Do this: Write out only the lines running from the one that contains "Serialize everything readable" to the end of the material, both ends included.

Records for the task:
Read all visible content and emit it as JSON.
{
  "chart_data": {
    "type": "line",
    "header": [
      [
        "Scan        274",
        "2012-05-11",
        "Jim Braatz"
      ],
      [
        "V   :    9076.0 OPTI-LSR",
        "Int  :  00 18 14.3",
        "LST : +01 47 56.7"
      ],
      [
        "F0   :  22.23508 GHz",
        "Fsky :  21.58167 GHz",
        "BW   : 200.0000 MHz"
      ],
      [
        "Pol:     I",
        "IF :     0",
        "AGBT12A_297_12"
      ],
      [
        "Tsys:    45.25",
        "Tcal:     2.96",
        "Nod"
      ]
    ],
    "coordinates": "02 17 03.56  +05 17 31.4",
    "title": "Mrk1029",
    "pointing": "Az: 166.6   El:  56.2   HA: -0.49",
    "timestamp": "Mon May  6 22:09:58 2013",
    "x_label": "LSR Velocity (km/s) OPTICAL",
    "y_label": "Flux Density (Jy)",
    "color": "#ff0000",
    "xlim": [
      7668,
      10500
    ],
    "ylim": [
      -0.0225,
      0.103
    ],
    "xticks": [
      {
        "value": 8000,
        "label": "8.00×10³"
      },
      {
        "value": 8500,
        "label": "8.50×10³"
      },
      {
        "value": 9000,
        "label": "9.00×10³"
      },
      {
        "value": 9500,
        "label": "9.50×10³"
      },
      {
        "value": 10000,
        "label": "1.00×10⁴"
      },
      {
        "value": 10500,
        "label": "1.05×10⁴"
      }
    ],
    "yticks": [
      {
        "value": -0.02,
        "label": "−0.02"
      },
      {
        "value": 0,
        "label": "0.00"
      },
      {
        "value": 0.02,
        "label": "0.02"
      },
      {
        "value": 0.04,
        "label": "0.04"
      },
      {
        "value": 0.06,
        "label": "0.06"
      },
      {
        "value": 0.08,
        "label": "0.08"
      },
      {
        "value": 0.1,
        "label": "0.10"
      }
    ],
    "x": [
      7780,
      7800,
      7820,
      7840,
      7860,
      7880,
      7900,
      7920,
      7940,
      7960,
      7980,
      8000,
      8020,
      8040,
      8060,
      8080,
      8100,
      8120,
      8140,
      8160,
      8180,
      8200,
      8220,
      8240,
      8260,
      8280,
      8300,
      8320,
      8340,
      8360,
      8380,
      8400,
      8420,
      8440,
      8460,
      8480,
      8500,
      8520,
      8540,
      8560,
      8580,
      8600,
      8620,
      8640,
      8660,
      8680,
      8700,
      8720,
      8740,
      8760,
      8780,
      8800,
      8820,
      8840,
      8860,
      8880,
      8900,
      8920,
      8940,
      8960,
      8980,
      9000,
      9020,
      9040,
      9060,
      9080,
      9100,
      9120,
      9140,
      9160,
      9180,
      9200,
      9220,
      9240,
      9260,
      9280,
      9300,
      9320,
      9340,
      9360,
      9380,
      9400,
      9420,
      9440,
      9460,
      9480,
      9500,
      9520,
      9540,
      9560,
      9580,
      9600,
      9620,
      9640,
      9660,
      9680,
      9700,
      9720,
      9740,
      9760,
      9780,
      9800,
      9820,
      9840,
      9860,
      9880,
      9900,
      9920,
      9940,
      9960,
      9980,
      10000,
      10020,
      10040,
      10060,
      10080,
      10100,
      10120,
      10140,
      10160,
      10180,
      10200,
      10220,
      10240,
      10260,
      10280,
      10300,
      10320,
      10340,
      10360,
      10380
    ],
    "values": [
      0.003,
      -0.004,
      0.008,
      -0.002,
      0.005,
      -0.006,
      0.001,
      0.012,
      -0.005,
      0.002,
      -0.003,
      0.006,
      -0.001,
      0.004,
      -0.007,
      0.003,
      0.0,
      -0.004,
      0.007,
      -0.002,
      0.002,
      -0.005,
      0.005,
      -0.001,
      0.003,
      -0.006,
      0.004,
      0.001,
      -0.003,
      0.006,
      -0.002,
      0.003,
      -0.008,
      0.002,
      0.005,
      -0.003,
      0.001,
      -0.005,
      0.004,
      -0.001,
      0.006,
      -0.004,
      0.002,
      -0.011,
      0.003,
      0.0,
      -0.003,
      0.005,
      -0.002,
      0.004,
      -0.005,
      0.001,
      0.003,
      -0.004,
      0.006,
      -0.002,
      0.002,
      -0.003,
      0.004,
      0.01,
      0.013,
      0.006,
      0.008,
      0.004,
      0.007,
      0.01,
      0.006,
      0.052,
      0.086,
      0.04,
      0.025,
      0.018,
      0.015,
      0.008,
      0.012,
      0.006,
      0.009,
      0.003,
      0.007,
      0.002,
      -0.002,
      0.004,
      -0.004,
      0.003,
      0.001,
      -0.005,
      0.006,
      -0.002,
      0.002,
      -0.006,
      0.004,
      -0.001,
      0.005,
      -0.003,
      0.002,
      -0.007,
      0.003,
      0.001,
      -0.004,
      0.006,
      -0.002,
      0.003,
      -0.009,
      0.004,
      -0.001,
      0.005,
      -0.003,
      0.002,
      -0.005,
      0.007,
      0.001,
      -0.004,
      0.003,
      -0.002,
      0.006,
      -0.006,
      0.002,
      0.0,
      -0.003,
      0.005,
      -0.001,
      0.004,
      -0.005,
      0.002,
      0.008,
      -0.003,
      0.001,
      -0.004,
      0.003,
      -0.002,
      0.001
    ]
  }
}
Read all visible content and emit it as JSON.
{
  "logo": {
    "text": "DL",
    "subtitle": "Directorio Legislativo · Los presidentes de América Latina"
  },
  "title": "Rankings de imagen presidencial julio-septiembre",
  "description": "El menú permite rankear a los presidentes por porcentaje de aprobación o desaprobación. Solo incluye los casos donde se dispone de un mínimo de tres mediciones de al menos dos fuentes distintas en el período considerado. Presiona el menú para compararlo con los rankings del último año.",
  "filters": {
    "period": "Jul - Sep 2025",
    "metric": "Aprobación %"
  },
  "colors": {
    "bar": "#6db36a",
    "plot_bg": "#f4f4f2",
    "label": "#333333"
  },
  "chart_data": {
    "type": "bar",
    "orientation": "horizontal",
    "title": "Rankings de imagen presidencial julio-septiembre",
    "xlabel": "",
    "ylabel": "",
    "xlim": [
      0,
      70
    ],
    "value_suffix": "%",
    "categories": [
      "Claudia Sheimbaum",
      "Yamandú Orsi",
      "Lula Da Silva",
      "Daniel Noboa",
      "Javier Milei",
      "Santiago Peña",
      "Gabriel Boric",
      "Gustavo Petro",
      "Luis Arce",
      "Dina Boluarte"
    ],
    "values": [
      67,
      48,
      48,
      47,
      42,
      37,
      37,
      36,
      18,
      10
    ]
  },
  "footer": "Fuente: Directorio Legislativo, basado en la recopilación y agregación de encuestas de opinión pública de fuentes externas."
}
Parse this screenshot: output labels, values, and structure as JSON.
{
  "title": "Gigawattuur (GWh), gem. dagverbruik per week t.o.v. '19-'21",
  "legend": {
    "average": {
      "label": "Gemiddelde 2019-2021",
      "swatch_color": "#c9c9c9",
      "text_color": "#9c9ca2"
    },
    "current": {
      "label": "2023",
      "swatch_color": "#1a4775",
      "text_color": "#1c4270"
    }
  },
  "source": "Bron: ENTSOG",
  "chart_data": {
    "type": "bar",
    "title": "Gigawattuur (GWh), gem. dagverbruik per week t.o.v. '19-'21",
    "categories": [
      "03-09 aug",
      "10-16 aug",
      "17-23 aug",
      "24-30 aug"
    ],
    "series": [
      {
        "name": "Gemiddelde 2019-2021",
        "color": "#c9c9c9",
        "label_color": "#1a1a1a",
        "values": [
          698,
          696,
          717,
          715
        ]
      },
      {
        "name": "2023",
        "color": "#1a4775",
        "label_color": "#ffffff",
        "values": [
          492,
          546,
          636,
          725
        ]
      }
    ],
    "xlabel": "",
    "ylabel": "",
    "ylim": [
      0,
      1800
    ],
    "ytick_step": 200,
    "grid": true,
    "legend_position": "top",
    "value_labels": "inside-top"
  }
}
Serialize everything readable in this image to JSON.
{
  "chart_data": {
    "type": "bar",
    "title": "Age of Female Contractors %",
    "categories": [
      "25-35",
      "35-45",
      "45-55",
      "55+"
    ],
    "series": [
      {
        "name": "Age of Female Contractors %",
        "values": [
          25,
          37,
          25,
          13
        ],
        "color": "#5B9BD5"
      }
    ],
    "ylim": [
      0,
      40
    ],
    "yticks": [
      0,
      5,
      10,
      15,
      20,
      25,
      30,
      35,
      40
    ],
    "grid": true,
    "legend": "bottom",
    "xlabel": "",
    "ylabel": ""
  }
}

The reply:
Serialize everything readable in this image to JSON.
{
  "chart_data": {
    "type": "bar",
    "title": "Age of Female Contractors %",
    "categories": [
      "25-35",
      "35-45",
      "45-55",
      "55+"
    ],
    "series": [
      {
        "name": "Age of Female Contractors %",
        "values": [
          25,
          37,
          25,
          13
        ],
        "color": "#5B9BD5"
      }
    ],
    "ylim": [
      0,
      40
    ],
    "yticks": [
      0,
      5,
      10,
      15,
      20,
      25,
      30,
      35,
      40
    ],
    "grid": true,
    "legend": "bottom",
    "xlabel": "",
    "ylabel": ""
  }
}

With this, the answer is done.